Goal:
Copy every line that mentions the word "video".

— BEGIN Information shown —

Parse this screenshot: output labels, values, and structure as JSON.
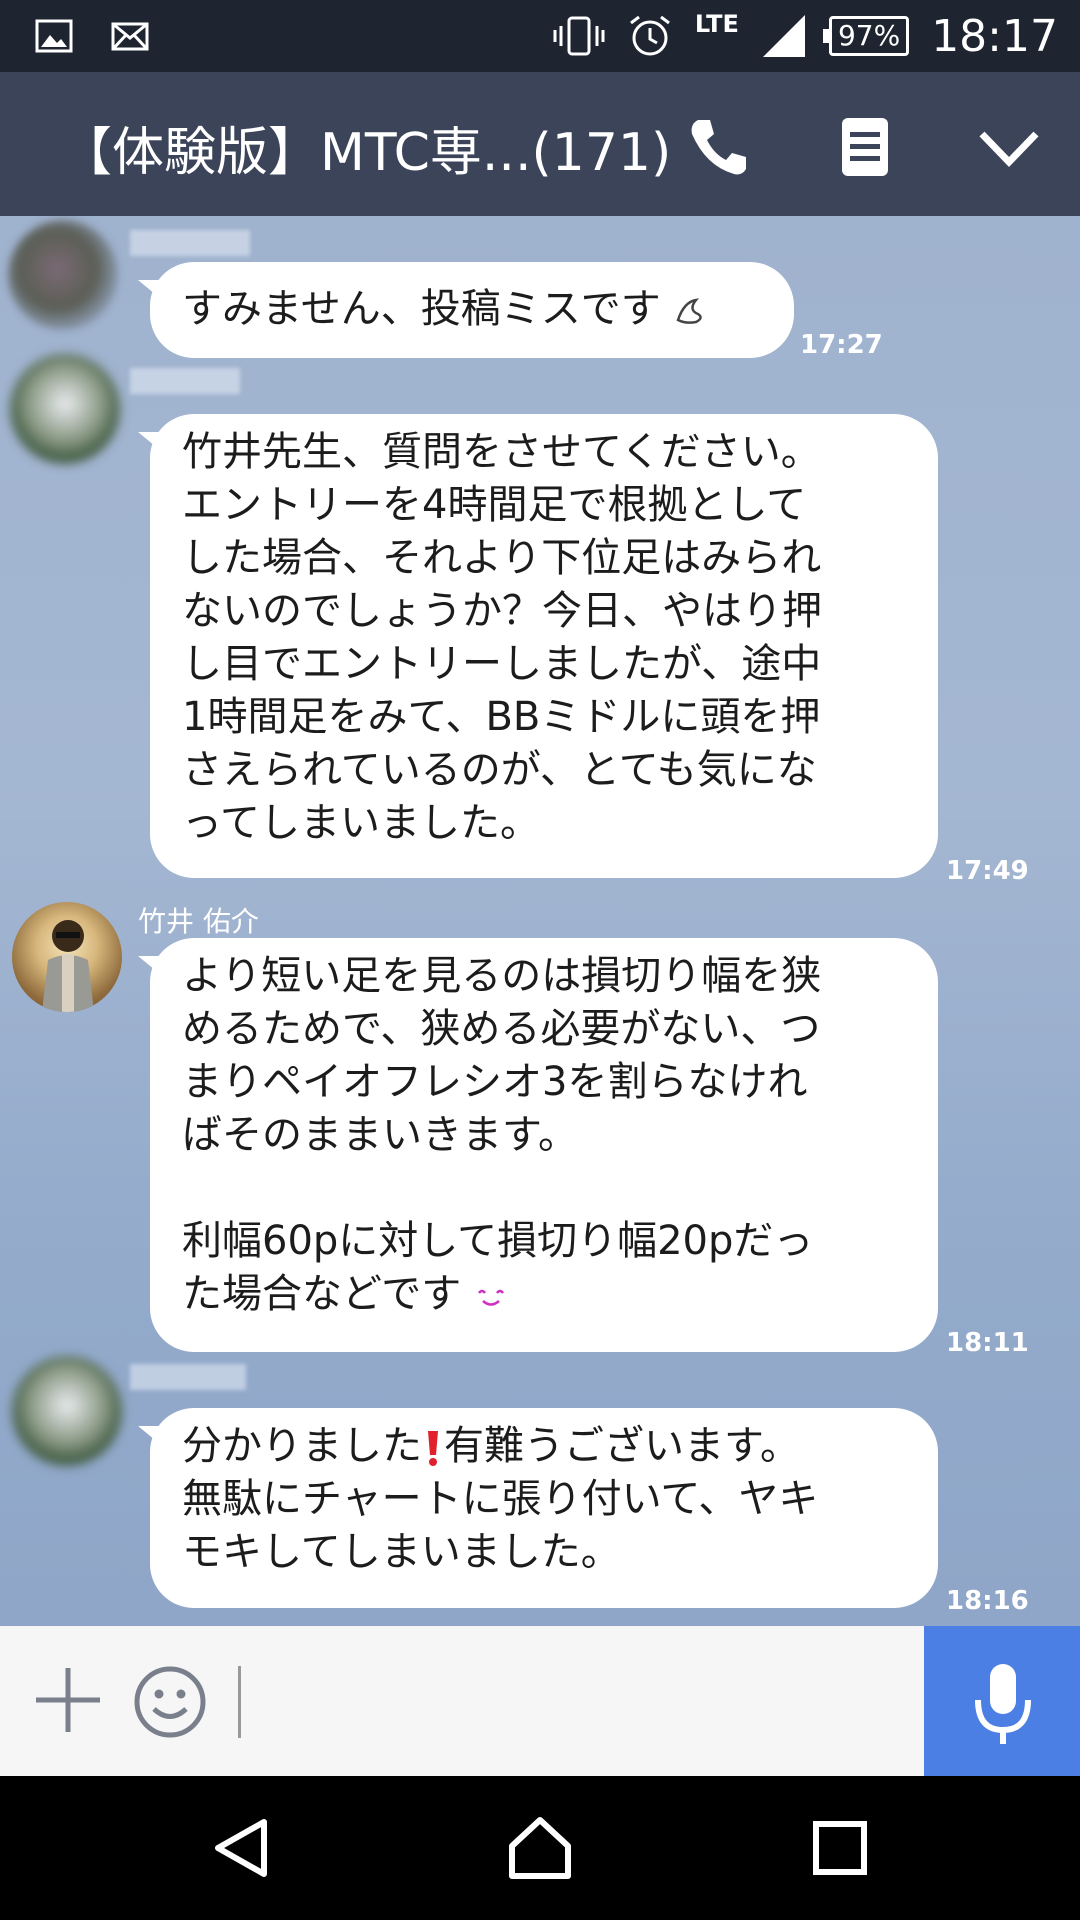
{
  "status_bar": {
    "network": "LTE",
    "battery": "97%",
    "clock": "18:17",
    "icons": [
      "image-icon",
      "mail-icon",
      "vibrate-icon",
      "alarm-icon",
      "signal-icon"
    ]
  },
  "header": {
    "title": "【体験版】MTC専...(171)",
    "icons": [
      "phone-icon",
      "memo-icon",
      "chevron-down-icon"
    ]
  },
  "messages": [
    {
      "sender": "",
      "lines": [
        "すみません、投稿ミスです"
      ],
      "emoji": "sweat-emoji",
      "time": "17:27"
    },
    {
      "sender": "",
      "lines": [
        "竹井先生、質問をさせてください。",
        "エントリーを4時間足で根拠として",
        "した場合、それより下位足はみられ",
        "ないのでしょうか？今日、やはり押",
        "し目でエントリーしましたが、途中",
        "1時間足をみて、BBミドルに頭を押",
        "さえられているのが、とても気にな",
        "ってしまいました。"
      ],
      "time": "17:49"
    },
    {
      "sender": "竹井 佑介",
      "lines": [
        "より短い足を見るのは損切り幅を狭",
        "めるためで、狭める必要がない、つ",
        "まりペイオフレシオ3を割らなけれ",
        "ばそのままいきます。",
        "",
        "利幅60pに対して損切り幅20pだっ",
        "た場合などです"
      ],
      "emoji": "smile-emoji",
      "time": "18:11"
    },
    {
      "sender": "",
      "lines": [
        "分かりました",
        "無駄にチャートに張り付いて、ヤキ",
        "モキしてしまいました。"
      ],
      "line1_suffix": "有難うございます。",
      "time": "18:16"
    }
  ],
  "input_bar": {
    "icons": [
      "plus-icon",
      "emoji-icon",
      "microphone-icon"
    ]
  },
  "nav_bar": {
    "icons": [
      "back-icon",
      "home-icon",
      "recents-icon"
    ]
  },
  "colors": {
    "header": "#3c4459",
    "status_bar": "#1e2430",
    "chat_background": "#9fb2ce",
    "bubble": "#ffffff",
    "mic_button": "#4c7fe3"
  }
}
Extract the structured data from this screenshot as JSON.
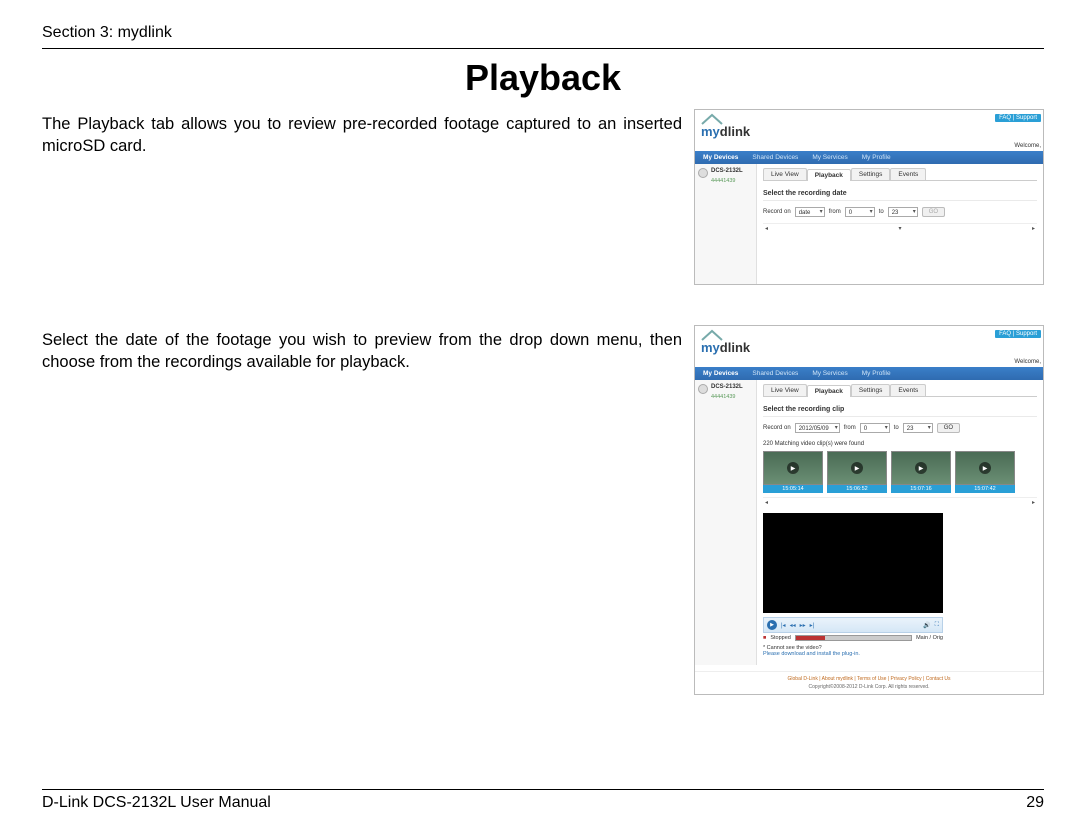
{
  "section_header": "Section 3: mydlink",
  "title": "Playback",
  "para1": "The Playback tab allows you to review pre-recorded footage captured to an inserted microSD card.",
  "para2": "Select the date of the footage you wish to preview from the drop down menu, then choose from the recordings available for playback.",
  "footer_left": "D-Link DCS-2132L User Manual",
  "footer_right": "29",
  "shot": {
    "logo_my": "my",
    "logo_dlink": "dlink",
    "faq": "FAQ | Support",
    "welcome": "Welcome,",
    "nav": {
      "devices": "My Devices",
      "shared": "Shared Devices",
      "services": "My Services",
      "profile": "My Profile"
    },
    "device": {
      "name": "DCS-2132L",
      "id": "44441439"
    },
    "tabs": {
      "live": "Live View",
      "playback": "Playback",
      "settings": "Settings",
      "events": "Events"
    },
    "panel1": {
      "title": "Select the recording date",
      "record_on": "Record on",
      "date_sel": "date",
      "from": "from",
      "from_val": "0",
      "to": "to",
      "to_val": "23",
      "go": "GO"
    },
    "panel2": {
      "title": "Select the recording clip",
      "record_on": "Record on",
      "date_sel": "2012/05/09",
      "from": "from",
      "from_val": "0",
      "to": "to",
      "to_val": "23",
      "go": "GO",
      "match": "220 Matching video clip(s) were found",
      "thumbs": [
        "15:05:14",
        "15:06:52",
        "15:07:16",
        "15:07:42"
      ],
      "stop": "Stopped",
      "res": "Main / Orig",
      "note_star": "* Cannot see the video?",
      "note_link": "Please download and install the plug-in."
    },
    "foot_links": "Global D-Link  |  About mydlink  |  Terms of Use  |  Privacy Policy  |  Contact Us",
    "copyright": "Copyright©2008-2012 D-Link Corp. All rights reserved."
  }
}
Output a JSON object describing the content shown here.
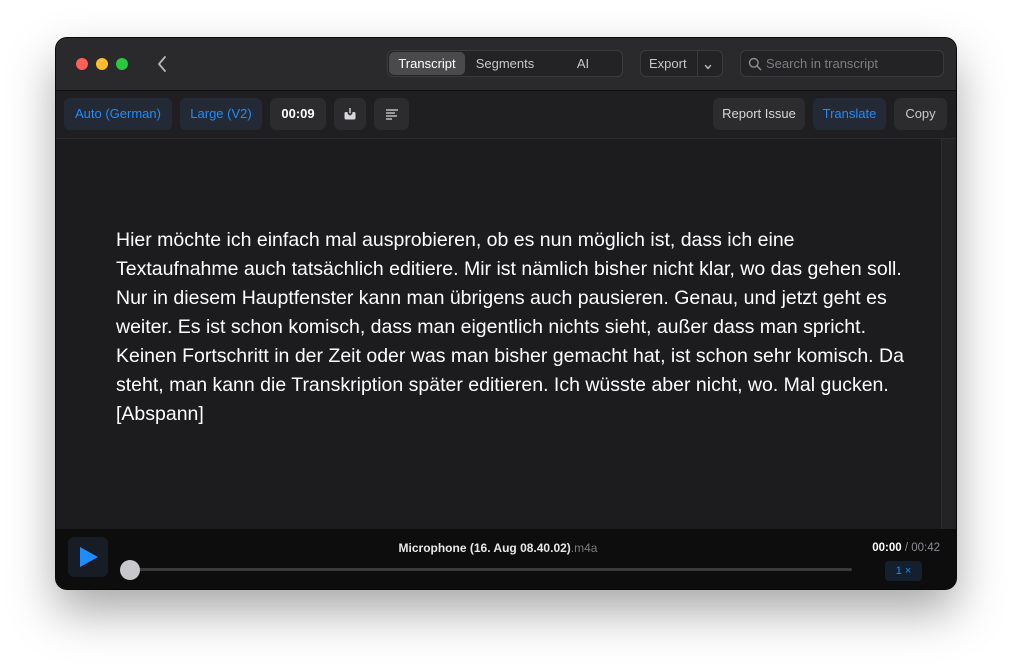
{
  "titlebar": {
    "tabs": [
      {
        "label": "Transcript",
        "active": true
      },
      {
        "label": "Segments",
        "active": false
      },
      {
        "label": "AI",
        "active": false
      }
    ],
    "export_label": "Export",
    "search": {
      "placeholder": "Search in transcript",
      "value": ""
    }
  },
  "toolbar": {
    "language_label": "Auto (German)",
    "model_label": "Large (V2)",
    "duration_label": "00:09",
    "report_issue_label": "Report Issue",
    "translate_label": "Translate",
    "copy_label": "Copy"
  },
  "transcript": {
    "text": "Hier möchte ich einfach mal ausprobieren, ob es nun möglich ist, dass ich eine Textaufnahme auch tatsächlich editiere. Mir ist nämlich bisher nicht klar, wo das gehen soll. Nur in diesem Hauptfenster kann man übrigens auch pausieren. Genau, und jetzt geht es weiter. Es ist schon komisch, dass man eigentlich nichts sieht, außer dass man spricht. Keinen Fortschritt in der Zeit oder was man bisher gemacht hat, ist schon sehr komisch. Da steht, man kann die Transkription später editieren. Ich wüsste aber nicht, wo. Mal gucken. [Abspann]"
  },
  "player": {
    "file_name": "Microphone (16. Aug 08.40.02)",
    "file_ext": ".m4a",
    "current_time": "00:00",
    "time_sep": " / ",
    "total_time": "00:42",
    "speed_label": "1 ×",
    "progress": 0
  },
  "colors": {
    "accent": "#1e8cff",
    "window_bg": "#1c1c1e",
    "close": "#ff5f57",
    "minimize": "#febc2e",
    "maximize": "#28c840"
  },
  "icons": {
    "back": "chevron-left-icon",
    "export_menu": "chevron-down-icon",
    "search": "magnifier-icon",
    "save": "download-tray-icon",
    "format": "text-align-left-icon",
    "play": "play-icon"
  }
}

— END Information shown —

Answer to the exercise:
      "match": "220 Matching video clip(s) were found",
      "note_star": "* Cannot see the video?",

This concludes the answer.